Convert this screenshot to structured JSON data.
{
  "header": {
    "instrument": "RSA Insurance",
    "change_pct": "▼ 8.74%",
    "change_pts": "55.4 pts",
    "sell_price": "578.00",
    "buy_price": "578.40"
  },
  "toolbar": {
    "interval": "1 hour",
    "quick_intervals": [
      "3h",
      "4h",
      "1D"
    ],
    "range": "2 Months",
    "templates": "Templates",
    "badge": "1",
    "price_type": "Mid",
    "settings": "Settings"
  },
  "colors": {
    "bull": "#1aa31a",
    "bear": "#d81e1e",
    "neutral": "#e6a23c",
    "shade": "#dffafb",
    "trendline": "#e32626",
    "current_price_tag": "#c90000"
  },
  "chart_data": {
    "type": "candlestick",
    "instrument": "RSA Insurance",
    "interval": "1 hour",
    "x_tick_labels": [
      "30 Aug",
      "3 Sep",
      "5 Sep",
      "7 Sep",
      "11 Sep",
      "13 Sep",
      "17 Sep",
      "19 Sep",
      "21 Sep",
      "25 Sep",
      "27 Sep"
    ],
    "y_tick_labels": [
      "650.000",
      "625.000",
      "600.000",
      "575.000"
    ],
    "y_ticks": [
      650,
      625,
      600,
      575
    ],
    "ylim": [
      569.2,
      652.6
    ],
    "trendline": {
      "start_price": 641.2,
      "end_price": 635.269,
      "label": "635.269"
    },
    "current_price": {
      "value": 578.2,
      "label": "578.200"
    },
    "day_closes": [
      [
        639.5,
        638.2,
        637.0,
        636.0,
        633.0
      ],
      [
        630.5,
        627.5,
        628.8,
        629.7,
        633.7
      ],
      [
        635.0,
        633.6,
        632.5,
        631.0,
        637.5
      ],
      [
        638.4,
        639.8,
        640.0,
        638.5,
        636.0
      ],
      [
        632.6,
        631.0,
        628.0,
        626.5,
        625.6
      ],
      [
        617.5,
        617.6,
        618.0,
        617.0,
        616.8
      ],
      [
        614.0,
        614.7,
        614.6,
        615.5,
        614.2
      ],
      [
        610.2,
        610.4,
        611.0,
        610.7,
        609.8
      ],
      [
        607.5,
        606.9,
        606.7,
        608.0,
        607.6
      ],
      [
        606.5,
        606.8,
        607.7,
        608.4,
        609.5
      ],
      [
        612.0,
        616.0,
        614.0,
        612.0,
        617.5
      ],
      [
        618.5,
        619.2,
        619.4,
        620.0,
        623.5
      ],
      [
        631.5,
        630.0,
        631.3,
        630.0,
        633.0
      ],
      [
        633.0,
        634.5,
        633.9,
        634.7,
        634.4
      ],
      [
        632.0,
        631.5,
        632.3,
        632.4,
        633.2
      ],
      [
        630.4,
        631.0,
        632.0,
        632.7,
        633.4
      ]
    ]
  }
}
----------
Problem description>
Extract every entry above as it appears.

Result>
Convert this screenshot to structured JSON data.
{
  "header": {
    "instrument": "RSA Insurance",
    "change_pct": "▼ 8.74%",
    "change_pts": "55.4 pts",
    "sell_price": "578.00",
    "buy_price": "578.40"
  },
  "toolbar": {
    "interval": "1 hour",
    "quick_intervals": [
      "3h",
      "4h",
      "1D"
    ],
    "range": "2 Months",
    "templates": "Templates",
    "badge": "1",
    "price_type": "Mid",
    "settings": "Settings"
  },
  "colors": {
    "bull": "#1aa31a",
    "bear": "#d81e1e",
    "neutral": "#e6a23c",
    "shade": "#dffafb",
    "trendline": "#e32626",
    "current_price_tag": "#c90000"
  },
  "chart_data": {
    "type": "candlestick",
    "instrument": "RSA Insurance",
    "interval": "1 hour",
    "x_tick_labels": [
      "30 Aug",
      "3 Sep",
      "5 Sep",
      "7 Sep",
      "11 Sep",
      "13 Sep",
      "17 Sep",
      "19 Sep",
      "21 Sep",
      "25 Sep",
      "27 Sep"
    ],
    "y_tick_labels": [
      "650.000",
      "625.000",
      "600.000",
      "575.000"
    ],
    "y_ticks": [
      650,
      625,
      600,
      575
    ],
    "ylim": [
      569.2,
      652.6
    ],
    "trendline": {
      "start_price": 641.2,
      "end_price": 635.269,
      "label": "635.269"
    },
    "current_price": {
      "value": 578.2,
      "label": "578.200"
    },
    "day_closes": [
      [
        639.5,
        638.2,
        637.0,
        636.0,
        633.0
      ],
      [
        630.5,
        627.5,
        628.8,
        629.7,
        633.7
      ],
      [
        635.0,
        633.6,
        632.5,
        631.0,
        637.5
      ],
      [
        638.4,
        639.8,
        640.0,
        638.5,
        636.0
      ],
      [
        632.6,
        631.0,
        628.0,
        626.5,
        625.6
      ],
      [
        617.5,
        617.6,
        618.0,
        617.0,
        616.8
      ],
      [
        614.0,
        614.7,
        614.6,
        615.5,
        614.2
      ],
      [
        610.2,
        610.4,
        611.0,
        610.7,
        609.8
      ],
      [
        607.5,
        606.9,
        606.7,
        608.0,
        607.6
      ],
      [
        606.5,
        606.8,
        607.7,
        608.4,
        609.5
      ],
      [
        612.0,
        616.0,
        614.0,
        612.0,
        617.5
      ],
      [
        618.5,
        619.2,
        619.4,
        620.0,
        623.5
      ],
      [
        631.5,
        630.0,
        631.3,
        630.0,
        633.0
      ],
      [
        633.0,
        634.5,
        633.9,
        634.7,
        634.4
      ],
      [
        632.0,
        631.5,
        632.3,
        632.4,
        633.2
      ],
      [
        630.4,
        631.0,
        632.0,
        632.7,
        633.4
      ]
    ]
  }
}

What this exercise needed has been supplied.